> **YOUR GOAL**
Repeat the entries below exactly as they appear, with no pictures.

━━ ENTRIES SUPPLIED

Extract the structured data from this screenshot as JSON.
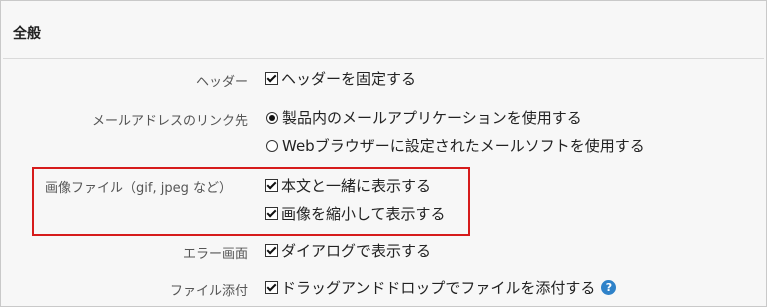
{
  "section": {
    "title": "全般"
  },
  "settings": {
    "header": {
      "label": "ヘッダー",
      "option": {
        "label": "ヘッダーを固定する",
        "checked": true
      }
    },
    "mail_link": {
      "label": "メールアドレスのリンク先",
      "options": [
        {
          "label": "製品内のメールアプリケーションを使用する",
          "selected": true
        },
        {
          "label": "Webブラウザーに設定されたメールソフトを使用する",
          "selected": false
        }
      ]
    },
    "image_file": {
      "label": "画像ファイル（gif, jpeg など）",
      "options": [
        {
          "label": "本文と一緒に表示する",
          "checked": true
        },
        {
          "label": "画像を縮小して表示する",
          "checked": true
        }
      ]
    },
    "error_screen": {
      "label": "エラー画面",
      "option": {
        "label": "ダイアログで表示する",
        "checked": true
      }
    },
    "attachment": {
      "label": "ファイル添付",
      "option": {
        "label": "ドラッグアンドドロップでファイルを添付する",
        "checked": true
      },
      "help_icon": "question-icon",
      "help_glyph": "?"
    }
  },
  "colors": {
    "highlight_border": "#d61b1b",
    "help_icon": "#2f82c9",
    "background": "#f7f7f7"
  }
}
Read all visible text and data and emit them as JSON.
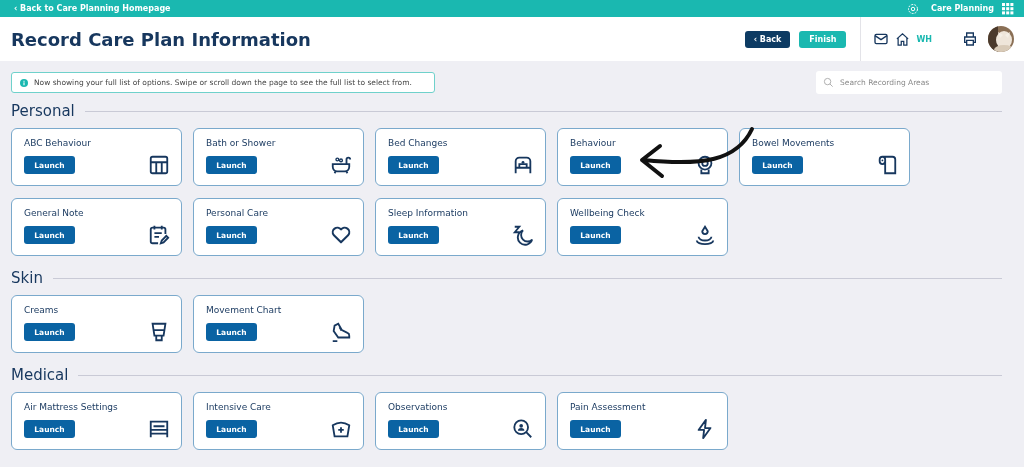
{
  "top_bar": {
    "back_link": "‹ Back to Care Planning Homepage",
    "app_name": "Care Planning"
  },
  "header": {
    "title": "Record Care Plan Information",
    "back_button": "‹ Back",
    "finish_button": "Finish",
    "home_label": "WH"
  },
  "info_banner": "Now showing your full list of options. Swipe or scroll down the page to see the full list to select from.",
  "search": {
    "placeholder": "Search Recording Areas"
  },
  "sections": [
    {
      "title": "Personal",
      "cards": [
        {
          "label": "ABC Behaviour",
          "button": "Launch"
        },
        {
          "label": "Bath or Shower",
          "button": "Launch"
        },
        {
          "label": "Bed Changes",
          "button": "Launch"
        },
        {
          "label": "Behaviour",
          "button": "Launch"
        },
        {
          "label": "Bowel Movements",
          "button": "Launch"
        },
        {
          "label": "General Note",
          "button": "Launch"
        },
        {
          "label": "Personal Care",
          "button": "Launch"
        },
        {
          "label": "Sleep Information",
          "button": "Launch"
        },
        {
          "label": "Wellbeing Check",
          "button": "Launch"
        }
      ]
    },
    {
      "title": "Skin",
      "cards": [
        {
          "label": "Creams",
          "button": "Launch"
        },
        {
          "label": "Movement Chart",
          "button": "Launch"
        }
      ]
    },
    {
      "title": "Medical",
      "cards": [
        {
          "label": "Air Mattress Settings",
          "button": "Launch"
        },
        {
          "label": "Intensive Care",
          "button": "Launch"
        },
        {
          "label": "Observations",
          "button": "Launch"
        },
        {
          "label": "Pain Assessment",
          "button": "Launch"
        }
      ]
    }
  ]
}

━━━━

> **ANSWER FOR THE TASK**
Extract the structured data from this screenshot as JSON.
{
  "section": {
    "title": "全般"
  },
  "settings": {
    "header": {
      "label": "ヘッダー",
      "option": {
        "label": "ヘッダーを固定する",
        "checked": true
      }
    },
    "mail_link": {
      "label": "メールアドレスのリンク先",
      "options": [
        {
          "label": "製品内のメールアプリケーションを使用する",
          "selected": true
        },
        {
          "label": "Webブラウザーに設定されたメールソフトを使用する",
          "selected": false
        }
      ]
    },
    "image_file": {
      "label": "画像ファイル（gif, jpeg など）",
      "options": [
        {
          "label": "本文と一緒に表示する",
          "checked": true
        },
        {
          "label": "画像を縮小して表示する",
          "checked": true
        }
      ]
    },
    "error_screen": {
      "label": "エラー画面",
      "option": {
        "label": "ダイアログで表示する",
        "checked": true
      }
    },
    "attachment": {
      "label": "ファイル添付",
      "option": {
        "label": "ドラッグアンドドロップでファイルを添付する",
        "checked": true
      },
      "help_icon": "question-icon",
      "help_glyph": "?"
    }
  },
  "colors": {
    "highlight_border": "#d61b1b",
    "help_icon": "#2f82c9",
    "background": "#f7f7f7"
  }
}
Read all visible text and data and emit them as JSON.
{
  "top_bar": {
    "back_link": "‹ Back to Care Planning Homepage",
    "app_name": "Care Planning"
  },
  "header": {
    "title": "Record Care Plan Information",
    "back_button": "‹ Back",
    "finish_button": "Finish",
    "home_label": "WH"
  },
  "info_banner": "Now showing your full list of options. Swipe or scroll down the page to see the full list to select from.",
  "search": {
    "placeholder": "Search Recording Areas"
  },
  "sections": [
    {
      "title": "Personal",
      "cards": [
        {
          "label": "ABC Behaviour",
          "button": "Launch"
        },
        {
          "label": "Bath or Shower",
          "button": "Launch"
        },
        {
          "label": "Bed Changes",
          "button": "Launch"
        },
        {
          "label": "Behaviour",
          "button": "Launch"
        },
        {
          "label": "Bowel Movements",
          "button": "Launch"
        },
        {
          "label": "General Note",
          "button": "Launch"
        },
        {
          "label": "Personal Care",
          "button": "Launch"
        },
        {
          "label": "Sleep Information",
          "button": "Launch"
        },
        {
          "label": "Wellbeing Check",
          "button": "Launch"
        }
      ]
    },
    {
      "title": "Skin",
      "cards": [
        {
          "label": "Creams",
          "button": "Launch"
        },
        {
          "label": "Movement Chart",
          "button": "Launch"
        }
      ]
    },
    {
      "title": "Medical",
      "cards": [
        {
          "label": "Air Mattress Settings",
          "button": "Launch"
        },
        {
          "label": "Intensive Care",
          "button": "Launch"
        },
        {
          "label": "Observations",
          "button": "Launch"
        },
        {
          "label": "Pain Assessment",
          "button": "Launch"
        }
      ]
    }
  ]
}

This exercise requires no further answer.